*Document passage:*
So, basically, wars can change allies greatly. Having a common enemy usually makes two countries allies, as the US and Russia were during WWII (Both wanted to get rid of Hitler, and once that was done, they could go back to hating each other). I suppose a similar situation could easily happen with the eruption of a new war.

ETpro's avatar

Sure. Charles Dudley Warner gave us the ubiquitous quote, “Politics makes makes strange bedfellows. Well, politics is nothing when compared with international relations and individual national interests. We certainly were not great fans of Joseph Stalin when we allied with Russia against the Axis powers in WWII. In fact, Stalin wanted to join with Germany in attacking the West, and if Hitler hadn’t been such an ideology driven, communism hating egomaniac as to preemptively attack Russia, WWII might have gone very differently for us.

phaedryx's avatar

Basically, pick a country that the United States is on unfriendly terms with, currently, and propose a situation in which they would become allies.

Austinlad's avatar

Great examples above, and I think it’s safe to say if the U.S. hadn’t modified or at least softened its adversarial relationships with various governments in the past we might be in worse shape globally than we are now.

hiphiphopflipflapflop's avatar

@ETpro the Russo-German conflict was inevitable. Tooze will give you a comprehensive list of concrete economic justifications for German aggression. There are those on the Russian side that claim Stalin was waiting for the right moment to pounce on the Germans.

CaptainHarley's avatar

SCENARIO: Venezuela’s Hugo Chavez is deposed. His successor signals that he wouldn’t be averse to restoring relations with the US. The US agrees.

And it probably would be just that simple. Chavez is a nutcase.

ETpro's avatar

@hiphiphopflipflapflop I am sure that’s true. It is equally true that Hitler’s unpublished “Final Solution” called for enslaving all non Aryan peoples and using them as slave labor to keep things going till a breeding program could produce enough racially “pure” blond, blue-eyed Aryans that he could exterminate all other humanity. His Italian and Japanese allies were just as much at risk as the rest of us.

*Provided records:*
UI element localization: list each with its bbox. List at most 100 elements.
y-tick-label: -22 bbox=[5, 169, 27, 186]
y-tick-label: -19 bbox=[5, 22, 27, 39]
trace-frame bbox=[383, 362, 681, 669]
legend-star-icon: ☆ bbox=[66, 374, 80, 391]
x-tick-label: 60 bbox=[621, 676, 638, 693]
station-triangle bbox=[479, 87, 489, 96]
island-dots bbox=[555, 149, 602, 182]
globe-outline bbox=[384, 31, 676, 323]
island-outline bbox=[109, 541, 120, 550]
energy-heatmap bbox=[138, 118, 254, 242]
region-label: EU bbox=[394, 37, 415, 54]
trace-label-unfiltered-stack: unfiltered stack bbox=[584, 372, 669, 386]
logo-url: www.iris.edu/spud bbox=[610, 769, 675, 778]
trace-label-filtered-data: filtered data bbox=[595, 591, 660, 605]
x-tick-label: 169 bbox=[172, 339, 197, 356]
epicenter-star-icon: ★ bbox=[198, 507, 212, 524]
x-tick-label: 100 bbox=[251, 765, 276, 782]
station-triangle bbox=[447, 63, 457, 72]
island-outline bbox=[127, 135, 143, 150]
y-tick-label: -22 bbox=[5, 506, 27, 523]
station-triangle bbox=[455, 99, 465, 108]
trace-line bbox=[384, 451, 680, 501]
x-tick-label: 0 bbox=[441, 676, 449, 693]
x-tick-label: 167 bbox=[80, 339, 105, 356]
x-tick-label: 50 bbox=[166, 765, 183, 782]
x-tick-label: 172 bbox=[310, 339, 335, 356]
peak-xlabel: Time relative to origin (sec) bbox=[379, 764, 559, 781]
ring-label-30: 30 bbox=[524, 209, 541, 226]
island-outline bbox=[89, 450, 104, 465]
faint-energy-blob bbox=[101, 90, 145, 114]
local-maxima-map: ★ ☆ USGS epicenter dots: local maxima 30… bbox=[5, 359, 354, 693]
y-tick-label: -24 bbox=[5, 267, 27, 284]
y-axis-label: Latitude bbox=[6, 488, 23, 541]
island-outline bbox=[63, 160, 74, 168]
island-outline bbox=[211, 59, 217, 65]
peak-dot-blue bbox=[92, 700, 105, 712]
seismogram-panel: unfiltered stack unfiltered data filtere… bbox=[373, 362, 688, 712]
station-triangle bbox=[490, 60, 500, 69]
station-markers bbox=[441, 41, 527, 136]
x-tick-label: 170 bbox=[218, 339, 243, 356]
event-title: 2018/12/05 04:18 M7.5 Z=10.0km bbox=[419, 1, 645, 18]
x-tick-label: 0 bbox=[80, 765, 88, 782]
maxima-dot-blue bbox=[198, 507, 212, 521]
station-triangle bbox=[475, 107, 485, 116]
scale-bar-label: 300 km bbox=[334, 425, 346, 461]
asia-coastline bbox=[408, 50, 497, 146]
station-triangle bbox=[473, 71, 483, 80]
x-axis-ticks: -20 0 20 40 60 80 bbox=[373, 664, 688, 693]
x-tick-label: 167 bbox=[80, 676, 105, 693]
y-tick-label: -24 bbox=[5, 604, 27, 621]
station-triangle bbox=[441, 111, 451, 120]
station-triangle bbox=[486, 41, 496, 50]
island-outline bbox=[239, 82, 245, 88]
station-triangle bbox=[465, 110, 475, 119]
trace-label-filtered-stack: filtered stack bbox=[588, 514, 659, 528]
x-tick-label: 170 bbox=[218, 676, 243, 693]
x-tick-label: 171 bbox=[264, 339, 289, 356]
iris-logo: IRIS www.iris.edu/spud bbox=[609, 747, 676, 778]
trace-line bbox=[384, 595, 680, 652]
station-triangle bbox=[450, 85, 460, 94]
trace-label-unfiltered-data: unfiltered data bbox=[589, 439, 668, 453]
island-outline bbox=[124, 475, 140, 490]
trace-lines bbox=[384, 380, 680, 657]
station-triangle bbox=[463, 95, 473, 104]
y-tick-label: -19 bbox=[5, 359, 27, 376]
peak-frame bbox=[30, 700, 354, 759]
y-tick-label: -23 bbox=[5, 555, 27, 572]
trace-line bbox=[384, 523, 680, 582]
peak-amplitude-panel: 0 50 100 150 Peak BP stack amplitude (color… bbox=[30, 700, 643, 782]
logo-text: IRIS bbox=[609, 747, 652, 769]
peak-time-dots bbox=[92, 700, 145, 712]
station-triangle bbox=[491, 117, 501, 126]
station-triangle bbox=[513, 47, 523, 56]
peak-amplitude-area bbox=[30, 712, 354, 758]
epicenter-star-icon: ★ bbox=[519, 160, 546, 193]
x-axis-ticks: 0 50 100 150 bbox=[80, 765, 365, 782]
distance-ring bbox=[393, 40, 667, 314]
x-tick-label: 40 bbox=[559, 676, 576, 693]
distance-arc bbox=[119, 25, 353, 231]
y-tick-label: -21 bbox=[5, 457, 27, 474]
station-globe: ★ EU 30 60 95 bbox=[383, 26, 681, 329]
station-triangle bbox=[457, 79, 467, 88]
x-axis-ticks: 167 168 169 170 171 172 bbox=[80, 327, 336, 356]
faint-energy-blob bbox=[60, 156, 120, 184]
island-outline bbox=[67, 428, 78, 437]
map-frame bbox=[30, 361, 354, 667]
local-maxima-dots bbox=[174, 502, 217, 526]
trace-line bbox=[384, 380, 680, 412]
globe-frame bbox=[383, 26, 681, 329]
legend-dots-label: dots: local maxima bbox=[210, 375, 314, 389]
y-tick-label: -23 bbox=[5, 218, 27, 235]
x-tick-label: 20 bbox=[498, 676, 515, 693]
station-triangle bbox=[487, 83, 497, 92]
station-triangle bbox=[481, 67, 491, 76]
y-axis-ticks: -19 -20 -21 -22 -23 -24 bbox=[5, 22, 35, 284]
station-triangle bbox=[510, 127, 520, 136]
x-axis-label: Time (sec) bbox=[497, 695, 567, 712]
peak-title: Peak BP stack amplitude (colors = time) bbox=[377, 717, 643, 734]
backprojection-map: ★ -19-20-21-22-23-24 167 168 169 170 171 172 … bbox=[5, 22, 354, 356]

*What is needed:* Repeat everything from "Austinlad's avatar" down to "is a nutcase." in the discussion about wartime allies above, word for word.

*Result of this task:*
Austinlad's avatar

Great examples above, and I think it’s safe to say if the U.S. hadn’t modified or at least softened its adversarial relationships with various governments in the past we might be in worse shape globally than we are now.

hiphiphopflipflapflop's avatar

@ETpro the Russo-German conflict was inevitable. Tooze will give you a comprehensive list of concrete economic justifications for German aggression. There are those on the Russian side that claim Stalin was waiting for the right moment to pounce on the Germans.

CaptainHarley's avatar

SCENARIO: Venezuela’s Hugo Chavez is deposed. His successor signals that he wouldn’t be averse to restoring relations with the US. The US agrees.

And it probably would be just that simple. Chavez is a nutcase.